--- The request ---
From the entries below, copy out every line with "Adobe" in it.

--- The data ---
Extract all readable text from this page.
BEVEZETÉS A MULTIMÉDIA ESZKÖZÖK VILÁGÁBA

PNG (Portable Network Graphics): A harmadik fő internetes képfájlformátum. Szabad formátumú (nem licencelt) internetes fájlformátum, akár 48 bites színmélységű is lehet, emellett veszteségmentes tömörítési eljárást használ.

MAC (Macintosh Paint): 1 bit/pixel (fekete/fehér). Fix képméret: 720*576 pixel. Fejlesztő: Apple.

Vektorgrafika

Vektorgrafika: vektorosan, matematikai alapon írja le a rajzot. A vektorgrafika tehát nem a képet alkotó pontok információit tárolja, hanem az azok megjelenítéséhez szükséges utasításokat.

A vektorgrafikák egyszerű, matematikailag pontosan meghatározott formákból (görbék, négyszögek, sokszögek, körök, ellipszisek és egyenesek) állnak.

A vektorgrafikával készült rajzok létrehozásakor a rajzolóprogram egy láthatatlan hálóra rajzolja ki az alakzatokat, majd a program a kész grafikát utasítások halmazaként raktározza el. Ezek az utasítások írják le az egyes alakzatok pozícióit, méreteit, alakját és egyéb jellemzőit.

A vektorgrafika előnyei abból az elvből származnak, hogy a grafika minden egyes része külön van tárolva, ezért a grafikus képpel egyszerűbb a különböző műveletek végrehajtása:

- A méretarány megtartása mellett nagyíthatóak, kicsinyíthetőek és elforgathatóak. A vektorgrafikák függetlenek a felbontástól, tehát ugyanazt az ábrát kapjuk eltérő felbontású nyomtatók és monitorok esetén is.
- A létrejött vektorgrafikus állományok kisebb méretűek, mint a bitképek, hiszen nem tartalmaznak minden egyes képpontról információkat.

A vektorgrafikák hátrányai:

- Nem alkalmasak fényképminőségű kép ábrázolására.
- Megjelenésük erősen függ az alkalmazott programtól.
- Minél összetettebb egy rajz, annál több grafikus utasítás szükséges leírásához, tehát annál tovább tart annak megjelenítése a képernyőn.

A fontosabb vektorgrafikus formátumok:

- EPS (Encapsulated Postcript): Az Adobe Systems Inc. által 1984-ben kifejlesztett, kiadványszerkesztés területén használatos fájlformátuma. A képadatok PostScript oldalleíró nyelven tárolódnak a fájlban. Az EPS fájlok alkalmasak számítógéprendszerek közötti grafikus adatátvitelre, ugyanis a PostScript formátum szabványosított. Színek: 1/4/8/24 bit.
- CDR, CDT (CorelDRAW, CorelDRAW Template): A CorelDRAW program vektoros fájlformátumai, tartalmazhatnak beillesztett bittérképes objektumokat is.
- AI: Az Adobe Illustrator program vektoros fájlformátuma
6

--- Solution to the problem ---
- EPS (Encapsulated Postcript): Az Adobe Systems Inc. által 1984-ben kifejlesztett, kiadványszerkesztés területén használatos fájlformátuma. A képadatok PostScript oldalleíró nyelven tárolódnak a fájlban. Az EPS fájlok alkalmasak számítógéprendszerek közötti grafikus adatátvitelre, ugyanis a PostScript formátum szabványosított. Színek: 1/4/8/24 bit.
- AI: Az Adobe Illustrator program vektoros fájlformátuma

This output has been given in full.